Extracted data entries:
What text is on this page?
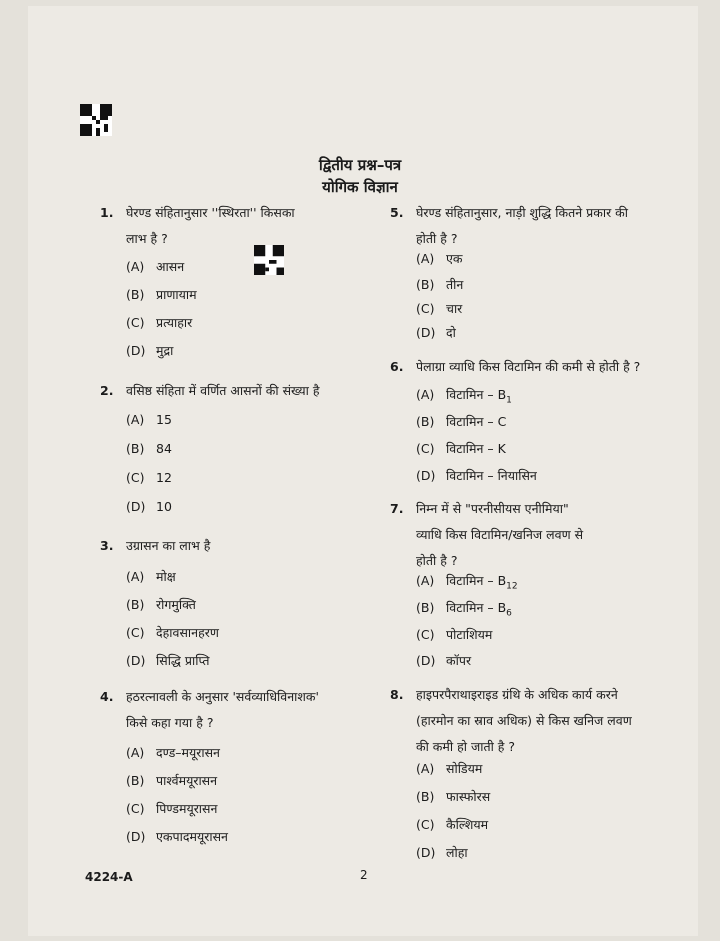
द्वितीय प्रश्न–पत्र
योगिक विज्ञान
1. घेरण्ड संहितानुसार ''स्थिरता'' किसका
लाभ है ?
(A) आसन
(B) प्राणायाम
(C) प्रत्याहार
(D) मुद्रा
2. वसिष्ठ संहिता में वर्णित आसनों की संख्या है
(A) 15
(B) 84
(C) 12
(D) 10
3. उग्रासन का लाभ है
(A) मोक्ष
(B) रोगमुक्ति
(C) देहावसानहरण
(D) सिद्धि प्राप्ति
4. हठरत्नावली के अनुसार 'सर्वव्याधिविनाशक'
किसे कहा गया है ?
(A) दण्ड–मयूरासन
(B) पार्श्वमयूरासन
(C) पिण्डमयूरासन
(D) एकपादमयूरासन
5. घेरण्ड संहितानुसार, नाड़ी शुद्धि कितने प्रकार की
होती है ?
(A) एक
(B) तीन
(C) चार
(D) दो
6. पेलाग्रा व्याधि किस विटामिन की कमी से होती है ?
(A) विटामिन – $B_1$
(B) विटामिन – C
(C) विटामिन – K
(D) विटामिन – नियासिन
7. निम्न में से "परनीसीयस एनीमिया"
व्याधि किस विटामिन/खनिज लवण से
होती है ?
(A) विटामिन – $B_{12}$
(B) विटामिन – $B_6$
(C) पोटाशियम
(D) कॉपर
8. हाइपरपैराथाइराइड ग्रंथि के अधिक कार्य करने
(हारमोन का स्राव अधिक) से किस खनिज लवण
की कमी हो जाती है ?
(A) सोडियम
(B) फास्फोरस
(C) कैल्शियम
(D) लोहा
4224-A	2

STATED PROBLEM – Quote every record above exactly, leaving out the pictures.

SOLUTION TO THIS EXERCISE –
What text is on this page?
द्वितीय प्रश्न–पत्र
योगिक विज्ञान
1. घेरण्ड संहितानुसार ''स्थिरता'' किसका
लाभ है ?
(A) आसन
(B) प्राणायाम
(C) प्रत्याहार
(D) मुद्रा
2. वसिष्ठ संहिता में वर्णित आसनों की संख्या है
(A) 15
(B) 84
(C) 12
(D) 10
3. उग्रासन का लाभ है
(A) मोक्ष
(B) रोगमुक्ति
(C) देहावसानहरण
(D) सिद्धि प्राप्ति
4. हठरत्नावली के अनुसार 'सर्वव्याधिविनाशक'
किसे कहा गया है ?
(A) दण्ड–मयूरासन
(B) पार्श्वमयूरासन
(C) पिण्डमयूरासन
(D) एकपादमयूरासन
5. घेरण्ड संहितानुसार, नाड़ी शुद्धि कितने प्रकार की
होती है ?
(A) एक
(B) तीन
(C) चार
(D) दो
6. पेलाग्रा व्याधि किस विटामिन की कमी से होती है ?
(A) विटामिन – $B_1$
(B) विटामिन – C
(C) विटामिन – K
(D) विटामिन – नियासिन
7. निम्न में से "परनीसीयस एनीमिया"
व्याधि किस विटामिन/खनिज लवण से
होती है ?
(A) विटामिन – $B_{12}$
(B) विटामिन – $B_6$
(C) पोटाशियम
(D) कॉपर
8. हाइपरपैराथाइराइड ग्रंथि के अधिक कार्य करने
(हारमोन का स्राव अधिक) से किस खनिज लवण
की कमी हो जाती है ?
(A) सोडियम
(B) फास्फोरस
(C) कैल्शियम
(D) लोहा
4224-A	2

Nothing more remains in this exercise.